30 The applicant further argued that abuse of process should be perceived from the failure to charge the misconduct to be alleged in the new indictment in the first proceedings. In support of this submission attention was directed to a considerable amount of material including notes of interviews with witnesses by ASIC investigators, statements taken from witnesses for the purpose of their investigation and for the HIH Royal Commission, as well as evidence given to the Royal Commission.

31 Whether the applicant is being subjected to unfairness for oppression should not be determined by combing, with hindsight what were at the time uncoordinated items of information collected by investigators without taking into account a realistic assessment of the magnitude of the task upon which those investigators were engaged.

32 Particularly in relation to counts 2 and 4, a contest to the submissions of the Crown was presented by detailing the “evidence available” to ASIC at various times which were before the first trial proceedings. I do not consider it necessary to recapitulate that detail. Whether the applicant has been treated unfairly and the processes of the Court are being abused needs to be gauged upon a factual view of what was required of ASIC and the Director of Public Prosecutions to discharge their prosecutorial responsibilities. It is not helpful to assemble snippets of information which can now be pointed to, without bearing in mind that extensive and detailed examination of the complexities of the operations within a large corporate structure was being undertaken.

- GIVEN DATA:

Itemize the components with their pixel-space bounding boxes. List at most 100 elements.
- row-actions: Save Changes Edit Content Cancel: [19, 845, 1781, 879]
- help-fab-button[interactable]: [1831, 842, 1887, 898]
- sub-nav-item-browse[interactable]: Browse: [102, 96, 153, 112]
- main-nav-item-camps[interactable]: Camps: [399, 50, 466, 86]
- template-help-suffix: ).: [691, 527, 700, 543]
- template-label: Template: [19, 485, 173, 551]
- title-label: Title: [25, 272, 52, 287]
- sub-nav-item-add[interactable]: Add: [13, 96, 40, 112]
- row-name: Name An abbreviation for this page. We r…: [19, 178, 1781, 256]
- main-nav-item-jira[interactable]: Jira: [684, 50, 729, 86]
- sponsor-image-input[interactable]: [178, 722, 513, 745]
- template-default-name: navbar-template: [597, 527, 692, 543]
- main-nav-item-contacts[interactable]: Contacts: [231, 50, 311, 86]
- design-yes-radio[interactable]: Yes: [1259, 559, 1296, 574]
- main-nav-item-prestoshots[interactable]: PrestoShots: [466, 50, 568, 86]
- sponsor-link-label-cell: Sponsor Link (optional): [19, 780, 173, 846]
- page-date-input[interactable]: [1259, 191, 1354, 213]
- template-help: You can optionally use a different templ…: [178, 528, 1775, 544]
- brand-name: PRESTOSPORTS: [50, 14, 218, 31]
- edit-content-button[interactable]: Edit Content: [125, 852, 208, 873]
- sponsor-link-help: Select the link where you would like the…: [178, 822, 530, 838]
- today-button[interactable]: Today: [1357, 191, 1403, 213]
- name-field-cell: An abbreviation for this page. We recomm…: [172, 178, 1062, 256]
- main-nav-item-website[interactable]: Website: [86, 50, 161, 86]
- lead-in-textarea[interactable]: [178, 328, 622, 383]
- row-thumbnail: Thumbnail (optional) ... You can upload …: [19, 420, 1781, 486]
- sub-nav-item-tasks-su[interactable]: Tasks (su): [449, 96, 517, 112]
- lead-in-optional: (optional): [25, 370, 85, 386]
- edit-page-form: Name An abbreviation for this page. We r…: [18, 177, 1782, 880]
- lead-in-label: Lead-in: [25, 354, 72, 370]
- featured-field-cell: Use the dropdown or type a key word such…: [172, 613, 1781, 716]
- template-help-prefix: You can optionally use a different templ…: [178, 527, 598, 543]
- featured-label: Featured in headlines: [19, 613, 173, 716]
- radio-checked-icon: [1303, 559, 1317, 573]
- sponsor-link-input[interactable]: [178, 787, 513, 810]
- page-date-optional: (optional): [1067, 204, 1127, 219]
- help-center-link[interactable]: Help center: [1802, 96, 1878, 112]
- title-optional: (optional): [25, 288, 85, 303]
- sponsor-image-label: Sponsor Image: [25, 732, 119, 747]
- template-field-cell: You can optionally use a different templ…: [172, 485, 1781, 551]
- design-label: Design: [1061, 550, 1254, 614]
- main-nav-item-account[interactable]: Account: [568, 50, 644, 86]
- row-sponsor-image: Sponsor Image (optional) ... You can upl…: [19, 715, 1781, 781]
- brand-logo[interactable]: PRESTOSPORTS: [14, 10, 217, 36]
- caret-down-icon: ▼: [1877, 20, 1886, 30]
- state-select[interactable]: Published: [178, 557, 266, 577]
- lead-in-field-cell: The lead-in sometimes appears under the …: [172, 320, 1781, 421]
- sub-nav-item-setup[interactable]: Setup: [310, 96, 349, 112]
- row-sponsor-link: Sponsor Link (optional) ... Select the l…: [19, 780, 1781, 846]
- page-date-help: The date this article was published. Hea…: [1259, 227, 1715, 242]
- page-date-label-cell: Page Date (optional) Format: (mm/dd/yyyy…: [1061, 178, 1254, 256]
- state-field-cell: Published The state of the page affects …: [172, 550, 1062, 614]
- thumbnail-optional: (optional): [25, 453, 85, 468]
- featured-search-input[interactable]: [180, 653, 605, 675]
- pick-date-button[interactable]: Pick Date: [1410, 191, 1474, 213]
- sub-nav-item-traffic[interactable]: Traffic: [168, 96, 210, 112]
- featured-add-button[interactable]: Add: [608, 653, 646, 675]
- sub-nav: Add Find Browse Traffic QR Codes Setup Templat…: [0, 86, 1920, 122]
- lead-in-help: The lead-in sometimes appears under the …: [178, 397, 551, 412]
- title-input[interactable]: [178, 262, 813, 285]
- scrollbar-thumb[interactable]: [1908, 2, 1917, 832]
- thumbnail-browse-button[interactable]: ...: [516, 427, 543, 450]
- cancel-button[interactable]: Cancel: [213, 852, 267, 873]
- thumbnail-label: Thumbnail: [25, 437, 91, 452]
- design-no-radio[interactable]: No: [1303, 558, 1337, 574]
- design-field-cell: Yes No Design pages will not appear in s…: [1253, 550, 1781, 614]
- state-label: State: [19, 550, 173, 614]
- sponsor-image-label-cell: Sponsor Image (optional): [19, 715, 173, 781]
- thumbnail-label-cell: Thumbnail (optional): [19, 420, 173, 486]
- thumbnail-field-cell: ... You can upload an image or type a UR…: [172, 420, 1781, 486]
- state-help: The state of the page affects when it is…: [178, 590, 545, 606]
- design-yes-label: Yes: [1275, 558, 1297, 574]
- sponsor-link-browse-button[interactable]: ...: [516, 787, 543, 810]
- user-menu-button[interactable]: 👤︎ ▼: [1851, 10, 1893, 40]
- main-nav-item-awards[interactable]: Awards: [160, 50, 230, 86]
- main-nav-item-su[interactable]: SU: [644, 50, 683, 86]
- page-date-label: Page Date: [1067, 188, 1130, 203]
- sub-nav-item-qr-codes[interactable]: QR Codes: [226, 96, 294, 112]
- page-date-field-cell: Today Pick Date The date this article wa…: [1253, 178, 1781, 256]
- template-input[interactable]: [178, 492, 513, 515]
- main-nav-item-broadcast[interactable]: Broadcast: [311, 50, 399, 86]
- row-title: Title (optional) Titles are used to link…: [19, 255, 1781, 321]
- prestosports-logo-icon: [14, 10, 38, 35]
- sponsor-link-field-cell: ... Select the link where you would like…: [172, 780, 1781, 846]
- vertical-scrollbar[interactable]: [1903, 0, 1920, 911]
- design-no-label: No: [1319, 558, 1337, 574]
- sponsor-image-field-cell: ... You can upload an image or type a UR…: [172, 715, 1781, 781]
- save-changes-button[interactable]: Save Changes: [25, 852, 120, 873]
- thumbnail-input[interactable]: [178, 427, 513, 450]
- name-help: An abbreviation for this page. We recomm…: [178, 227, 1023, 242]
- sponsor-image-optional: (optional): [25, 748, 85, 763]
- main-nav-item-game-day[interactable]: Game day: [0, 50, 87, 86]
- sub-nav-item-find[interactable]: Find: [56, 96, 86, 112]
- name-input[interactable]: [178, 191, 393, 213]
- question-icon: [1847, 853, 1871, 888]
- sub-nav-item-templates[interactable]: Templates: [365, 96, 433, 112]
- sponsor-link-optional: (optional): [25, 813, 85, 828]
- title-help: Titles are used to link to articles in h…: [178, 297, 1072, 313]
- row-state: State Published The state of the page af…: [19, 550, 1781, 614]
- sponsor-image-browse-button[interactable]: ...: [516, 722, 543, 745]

==

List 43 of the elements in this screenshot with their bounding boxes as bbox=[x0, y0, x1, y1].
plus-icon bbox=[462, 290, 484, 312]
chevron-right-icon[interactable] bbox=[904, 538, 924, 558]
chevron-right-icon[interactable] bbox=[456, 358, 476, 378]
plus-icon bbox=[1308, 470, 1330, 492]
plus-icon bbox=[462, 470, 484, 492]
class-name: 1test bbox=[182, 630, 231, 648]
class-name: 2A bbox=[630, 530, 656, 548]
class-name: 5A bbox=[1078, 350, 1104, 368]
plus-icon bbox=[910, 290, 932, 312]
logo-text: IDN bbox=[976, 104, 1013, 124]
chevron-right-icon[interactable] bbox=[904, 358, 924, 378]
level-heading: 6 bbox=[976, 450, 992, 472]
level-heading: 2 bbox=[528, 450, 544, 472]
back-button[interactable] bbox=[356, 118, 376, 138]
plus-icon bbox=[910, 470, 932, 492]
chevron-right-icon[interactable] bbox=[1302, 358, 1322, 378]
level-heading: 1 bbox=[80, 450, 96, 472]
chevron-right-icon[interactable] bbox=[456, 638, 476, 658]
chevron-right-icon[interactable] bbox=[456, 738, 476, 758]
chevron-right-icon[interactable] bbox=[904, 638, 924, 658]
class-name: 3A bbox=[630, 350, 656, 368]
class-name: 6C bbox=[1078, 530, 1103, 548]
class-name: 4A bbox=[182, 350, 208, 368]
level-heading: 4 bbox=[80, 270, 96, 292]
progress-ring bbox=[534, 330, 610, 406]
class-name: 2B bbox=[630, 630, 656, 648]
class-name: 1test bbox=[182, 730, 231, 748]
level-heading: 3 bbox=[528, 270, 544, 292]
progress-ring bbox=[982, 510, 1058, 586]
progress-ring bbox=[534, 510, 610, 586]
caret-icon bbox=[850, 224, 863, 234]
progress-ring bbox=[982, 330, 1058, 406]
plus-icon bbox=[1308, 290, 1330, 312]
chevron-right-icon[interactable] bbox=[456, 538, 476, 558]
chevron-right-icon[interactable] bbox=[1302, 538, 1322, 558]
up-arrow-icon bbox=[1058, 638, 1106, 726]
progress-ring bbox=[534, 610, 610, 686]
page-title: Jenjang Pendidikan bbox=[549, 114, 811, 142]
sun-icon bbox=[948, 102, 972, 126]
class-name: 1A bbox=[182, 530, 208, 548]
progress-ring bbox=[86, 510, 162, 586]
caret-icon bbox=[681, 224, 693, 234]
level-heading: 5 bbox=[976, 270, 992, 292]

* * *

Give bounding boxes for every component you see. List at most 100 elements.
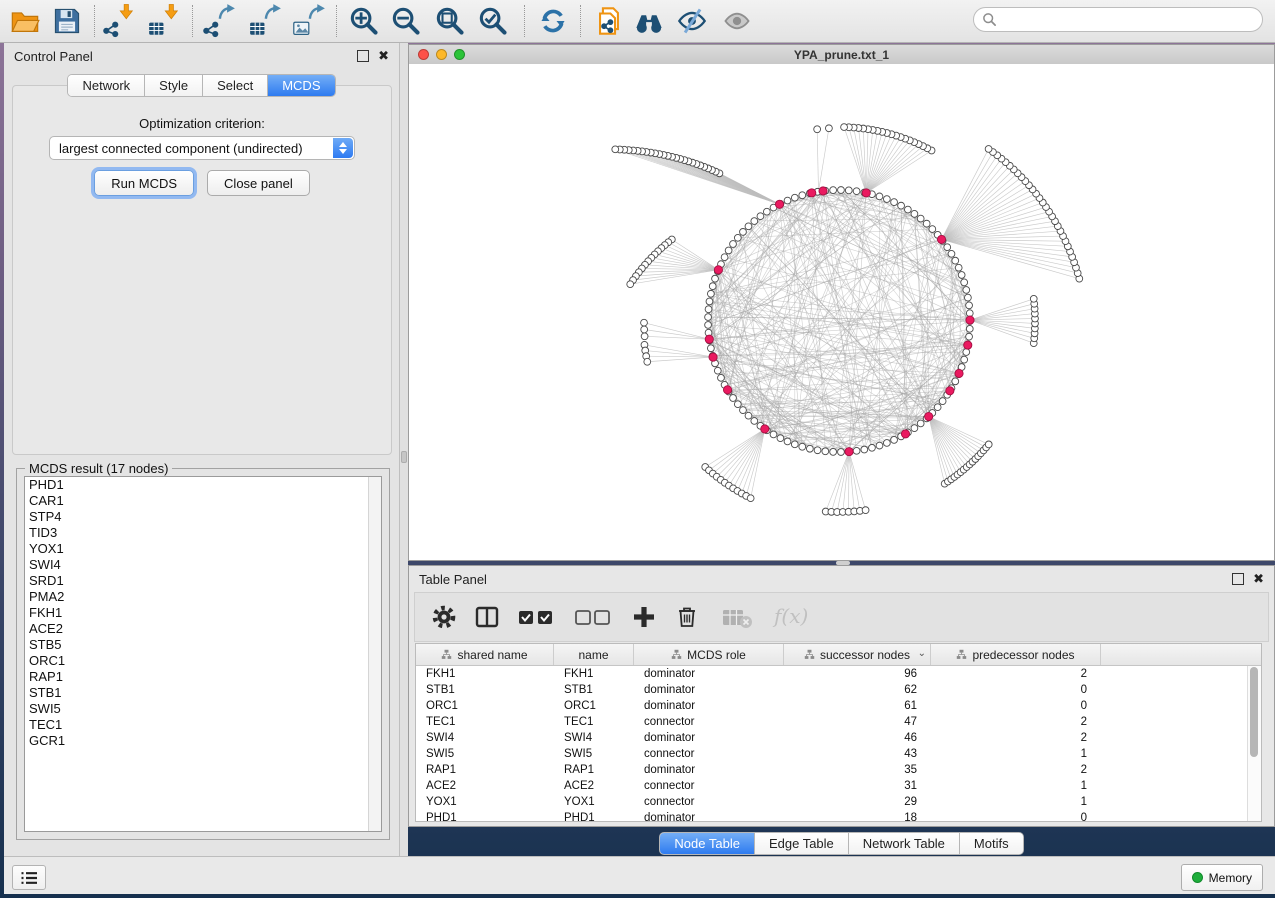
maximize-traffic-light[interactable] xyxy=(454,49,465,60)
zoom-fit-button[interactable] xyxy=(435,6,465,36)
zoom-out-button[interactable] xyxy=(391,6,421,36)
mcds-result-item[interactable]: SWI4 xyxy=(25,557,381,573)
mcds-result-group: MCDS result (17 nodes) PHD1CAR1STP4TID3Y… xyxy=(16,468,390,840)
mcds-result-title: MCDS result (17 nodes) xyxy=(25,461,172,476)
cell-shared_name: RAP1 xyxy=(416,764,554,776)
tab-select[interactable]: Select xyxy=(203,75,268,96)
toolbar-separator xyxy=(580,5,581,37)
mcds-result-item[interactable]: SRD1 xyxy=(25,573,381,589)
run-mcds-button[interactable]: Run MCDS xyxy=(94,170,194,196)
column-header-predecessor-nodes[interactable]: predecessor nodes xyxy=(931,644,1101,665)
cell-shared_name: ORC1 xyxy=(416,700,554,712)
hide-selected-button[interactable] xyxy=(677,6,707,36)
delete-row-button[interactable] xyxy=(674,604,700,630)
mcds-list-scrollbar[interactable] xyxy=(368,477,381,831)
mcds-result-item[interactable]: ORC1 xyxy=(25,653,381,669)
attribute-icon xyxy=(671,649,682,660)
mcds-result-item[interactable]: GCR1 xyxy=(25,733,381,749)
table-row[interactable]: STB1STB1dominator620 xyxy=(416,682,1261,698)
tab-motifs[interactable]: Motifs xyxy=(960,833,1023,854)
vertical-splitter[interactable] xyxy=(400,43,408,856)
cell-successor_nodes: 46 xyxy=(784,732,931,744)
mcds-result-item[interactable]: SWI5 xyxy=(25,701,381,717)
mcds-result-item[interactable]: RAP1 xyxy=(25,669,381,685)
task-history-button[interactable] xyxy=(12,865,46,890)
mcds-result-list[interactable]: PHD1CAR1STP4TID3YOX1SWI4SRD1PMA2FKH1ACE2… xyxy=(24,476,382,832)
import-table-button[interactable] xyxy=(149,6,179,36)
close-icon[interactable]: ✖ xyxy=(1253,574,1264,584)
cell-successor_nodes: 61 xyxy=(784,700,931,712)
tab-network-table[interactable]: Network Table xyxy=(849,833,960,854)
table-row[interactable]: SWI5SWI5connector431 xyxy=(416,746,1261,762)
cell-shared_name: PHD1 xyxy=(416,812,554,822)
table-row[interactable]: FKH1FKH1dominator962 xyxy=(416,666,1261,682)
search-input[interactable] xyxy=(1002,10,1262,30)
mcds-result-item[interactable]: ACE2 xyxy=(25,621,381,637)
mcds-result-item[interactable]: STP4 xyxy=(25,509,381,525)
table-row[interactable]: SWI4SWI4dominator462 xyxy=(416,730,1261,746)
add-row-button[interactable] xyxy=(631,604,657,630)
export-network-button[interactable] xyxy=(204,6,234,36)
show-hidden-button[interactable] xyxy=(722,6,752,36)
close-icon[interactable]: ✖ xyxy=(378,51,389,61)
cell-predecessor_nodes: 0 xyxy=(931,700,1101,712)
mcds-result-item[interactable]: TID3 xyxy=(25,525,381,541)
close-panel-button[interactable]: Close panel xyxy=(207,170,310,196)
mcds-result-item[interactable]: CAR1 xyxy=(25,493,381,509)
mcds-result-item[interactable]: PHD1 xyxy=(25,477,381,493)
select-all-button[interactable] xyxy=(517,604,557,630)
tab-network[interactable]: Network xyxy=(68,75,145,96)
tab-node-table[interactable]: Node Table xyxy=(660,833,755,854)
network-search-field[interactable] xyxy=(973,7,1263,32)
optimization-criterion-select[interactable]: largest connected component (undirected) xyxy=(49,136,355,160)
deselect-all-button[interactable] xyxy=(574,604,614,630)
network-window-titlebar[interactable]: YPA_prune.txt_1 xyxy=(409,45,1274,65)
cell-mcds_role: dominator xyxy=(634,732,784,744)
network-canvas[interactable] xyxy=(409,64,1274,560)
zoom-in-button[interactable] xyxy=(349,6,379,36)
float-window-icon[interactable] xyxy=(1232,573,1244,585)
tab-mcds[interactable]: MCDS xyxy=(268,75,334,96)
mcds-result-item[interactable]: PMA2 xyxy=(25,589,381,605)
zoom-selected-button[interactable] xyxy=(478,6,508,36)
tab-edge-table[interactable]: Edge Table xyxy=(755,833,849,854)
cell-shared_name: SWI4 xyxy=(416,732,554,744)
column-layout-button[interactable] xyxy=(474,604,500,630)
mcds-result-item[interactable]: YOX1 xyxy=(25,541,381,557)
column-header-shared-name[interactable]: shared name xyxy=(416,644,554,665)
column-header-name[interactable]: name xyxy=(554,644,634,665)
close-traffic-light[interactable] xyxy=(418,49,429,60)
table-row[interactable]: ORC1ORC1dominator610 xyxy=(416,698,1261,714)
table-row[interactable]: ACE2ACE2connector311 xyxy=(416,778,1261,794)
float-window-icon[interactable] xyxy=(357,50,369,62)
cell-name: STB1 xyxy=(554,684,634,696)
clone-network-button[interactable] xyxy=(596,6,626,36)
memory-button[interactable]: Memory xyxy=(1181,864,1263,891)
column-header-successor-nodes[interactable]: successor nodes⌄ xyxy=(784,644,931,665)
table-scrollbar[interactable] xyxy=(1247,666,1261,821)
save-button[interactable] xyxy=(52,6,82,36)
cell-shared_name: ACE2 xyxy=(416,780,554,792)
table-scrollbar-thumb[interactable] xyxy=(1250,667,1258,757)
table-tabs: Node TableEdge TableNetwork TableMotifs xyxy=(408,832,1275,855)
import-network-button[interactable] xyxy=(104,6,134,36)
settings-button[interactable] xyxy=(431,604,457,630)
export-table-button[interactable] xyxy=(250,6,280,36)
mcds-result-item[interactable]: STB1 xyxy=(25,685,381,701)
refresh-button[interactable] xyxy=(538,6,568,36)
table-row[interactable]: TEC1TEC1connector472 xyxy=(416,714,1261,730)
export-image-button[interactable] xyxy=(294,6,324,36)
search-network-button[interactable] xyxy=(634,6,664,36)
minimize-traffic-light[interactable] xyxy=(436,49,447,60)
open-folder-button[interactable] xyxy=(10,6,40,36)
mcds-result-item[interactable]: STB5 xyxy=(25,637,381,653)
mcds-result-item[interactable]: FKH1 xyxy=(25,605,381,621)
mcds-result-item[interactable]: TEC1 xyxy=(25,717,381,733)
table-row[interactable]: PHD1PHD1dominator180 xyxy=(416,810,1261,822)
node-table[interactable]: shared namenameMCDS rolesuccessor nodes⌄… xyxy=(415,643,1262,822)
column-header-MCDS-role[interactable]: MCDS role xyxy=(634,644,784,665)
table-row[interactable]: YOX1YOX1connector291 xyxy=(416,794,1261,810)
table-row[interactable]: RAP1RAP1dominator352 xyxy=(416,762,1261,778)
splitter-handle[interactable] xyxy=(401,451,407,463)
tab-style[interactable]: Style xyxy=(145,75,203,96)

- REQUIRED TASKS:
1. Please repeat the abuse-of-process passage word for word, from "32 Particularly in" to "was being undertaken.".
2. In paragraph 30 of the abuse-of-process passage, what kinds of material was attention directed to in support of the applicant's submission?
3. Resume the abuse-of-process passage after its final sentence and keep writing.

- ANSWERS TO THE PROBLEMS:
1.
32 Particularly in relation to counts 2 and 4, a contest to the submissions of the Crown was presented by detailing the “evidence available” to ASIC at various times which were before the first trial proceedings. I do not consider it necessary to recapitulate that detail. Whether the applicant has been treated unfairly and the processes of the Court are being abused needs to be gauged upon a factual view of what was required of ASIC and the Director of Public Prosecutions to discharge their prosecutorial responsibilities. It is not helpful to assemble snippets of information which can now be pointed to, without bearing in mind that extensive and detailed examination of the complexities of the operations within a large corporate structure was being undertaken.

2.
- Notes of interviews with witnesses by ASIC investigators
- Statements taken from witnesses for the purpose of their investigation and for the HIH Royal Commission
- Evidence given to the Royal Commission

3.
33 The evidence of Ms Balding provided a revealing description of what was involved. In May 2001 an investigation by ASIC into the affairs of the HIH Insurance Group was extended to include suspected breaches of the law in relation to FAI and its subsidiaries. FAI was at relevant times part of the HIH Group. The focus of investigation was initially directed to the purported reinsurance contracts which ultimately became the subject of charges at the first trial.

34 In August 2001 the Royal Commission was established and in April 2003 the report of the Royal Commissioner (Owen J of the Supreme Court of Western Australia) was tabled in the Federal Parliament. The applicant had been given leave to appear at the Royal Commission. In May 2003 charges were laid against him and others concerning the reinsurance arrangements which were litigated at the first trial. This trial took place between September and November 2005.

35 The Royal Commission had identified some 56 matters involving potential breaches of the law, and some 53 of these related to corporations law. These were referred to ASIC for investigation. They did not include a referral concerning reductions on 2 January 1998 but the report contained an important statement concerning them:

          “The 2 January 1998 adjustments are (a) very serious matters. They are indicative of a manipulative approach to case estimates. But in the light of the dearth of evidence as to the provenance of the list, who directed its preparation and how it was dealt with, I am unable to apportion responsibility”.

36 Thus, as the content of the report was absorbed by ASIC investigators they would have become aware of the apparently improper reductions but further inquiries of their own would be required in order to identify who was responsible.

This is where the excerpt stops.